→ Problem description
The records underneath are to be repeated exactly, with the pictures left out.

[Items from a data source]

==*==

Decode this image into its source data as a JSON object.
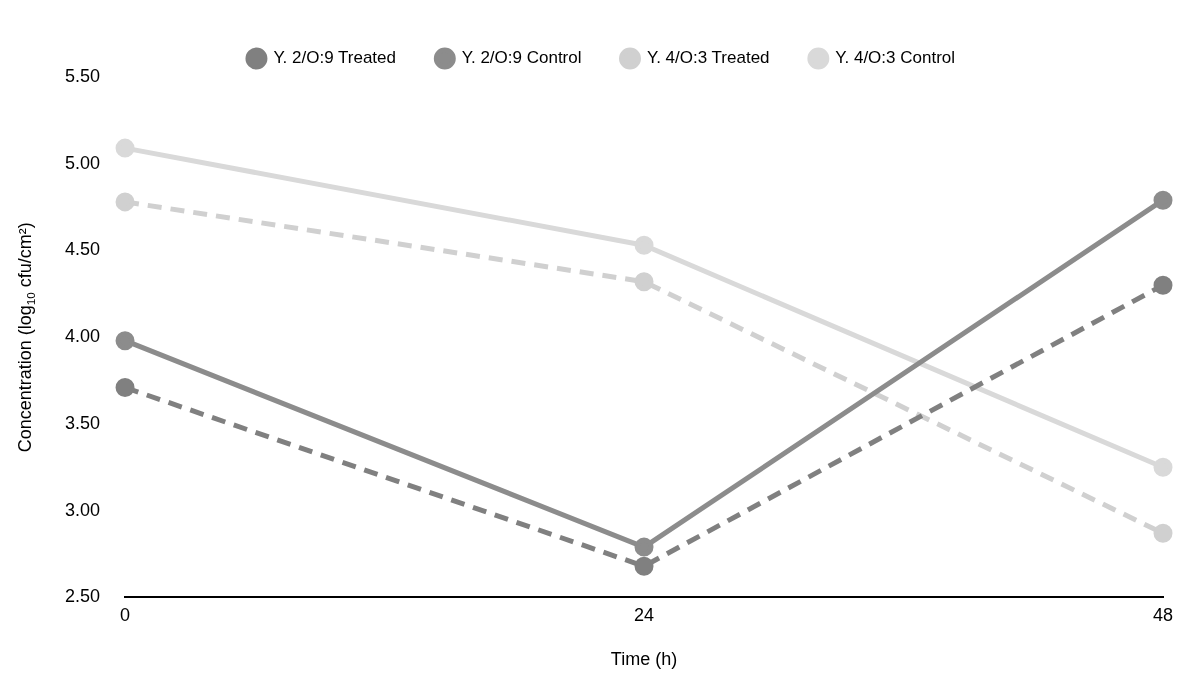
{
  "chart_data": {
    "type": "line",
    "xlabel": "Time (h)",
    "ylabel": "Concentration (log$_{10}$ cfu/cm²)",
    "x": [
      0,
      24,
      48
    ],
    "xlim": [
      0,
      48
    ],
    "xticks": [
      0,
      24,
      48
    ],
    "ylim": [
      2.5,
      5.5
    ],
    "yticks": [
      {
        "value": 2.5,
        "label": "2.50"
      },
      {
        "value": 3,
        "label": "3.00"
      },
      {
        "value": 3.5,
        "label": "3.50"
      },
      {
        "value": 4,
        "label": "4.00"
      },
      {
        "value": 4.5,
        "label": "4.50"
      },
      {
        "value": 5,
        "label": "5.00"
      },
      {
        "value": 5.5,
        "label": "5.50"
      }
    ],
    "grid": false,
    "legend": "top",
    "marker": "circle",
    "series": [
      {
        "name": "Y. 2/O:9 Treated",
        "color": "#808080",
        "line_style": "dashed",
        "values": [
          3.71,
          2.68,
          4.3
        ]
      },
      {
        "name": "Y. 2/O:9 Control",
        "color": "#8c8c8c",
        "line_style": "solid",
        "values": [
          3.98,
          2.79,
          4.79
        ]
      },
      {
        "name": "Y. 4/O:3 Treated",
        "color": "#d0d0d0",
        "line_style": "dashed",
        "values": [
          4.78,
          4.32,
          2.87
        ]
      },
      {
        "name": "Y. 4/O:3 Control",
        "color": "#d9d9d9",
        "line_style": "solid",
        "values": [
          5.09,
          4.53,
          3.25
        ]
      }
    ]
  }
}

==*==

→ Task answer
Decode this image into its source data as a JSON object.
{
  "chart_data": {
    "type": "line",
    "xlabel": "Time (h)",
    "ylabel": "Concentration (log$_{10}$ cfu/cm²)",
    "x": [
      0,
      24,
      48
    ],
    "xlim": [
      0,
      48
    ],
    "xticks": [
      0,
      24,
      48
    ],
    "ylim": [
      2.5,
      5.5
    ],
    "yticks": [
      {
        "value": 2.5,
        "label": "2.50"
      },
      {
        "value": 3,
        "label": "3.00"
      },
      {
        "value": 3.5,
        "label": "3.50"
      },
      {
        "value": 4,
        "label": "4.00"
      },
      {
        "value": 4.5,
        "label": "4.50"
      },
      {
        "value": 5,
        "label": "5.00"
      },
      {
        "value": 5.5,
        "label": "5.50"
      }
    ],
    "grid": false,
    "legend": "top",
    "marker": "circle",
    "series": [
      {
        "name": "Y. 2/O:9 Treated",
        "color": "#808080",
        "line_style": "dashed",
        "values": [
          3.71,
          2.68,
          4.3
        ]
      },
      {
        "name": "Y. 2/O:9 Control",
        "color": "#8c8c8c",
        "line_style": "solid",
        "values": [
          3.98,
          2.79,
          4.79
        ]
      },
      {
        "name": "Y. 4/O:3 Treated",
        "color": "#d0d0d0",
        "line_style": "dashed",
        "values": [
          4.78,
          4.32,
          2.87
        ]
      },
      {
        "name": "Y. 4/O:3 Control",
        "color": "#d9d9d9",
        "line_style": "solid",
        "values": [
          5.09,
          4.53,
          3.25
        ]
      }
    ]
  }
}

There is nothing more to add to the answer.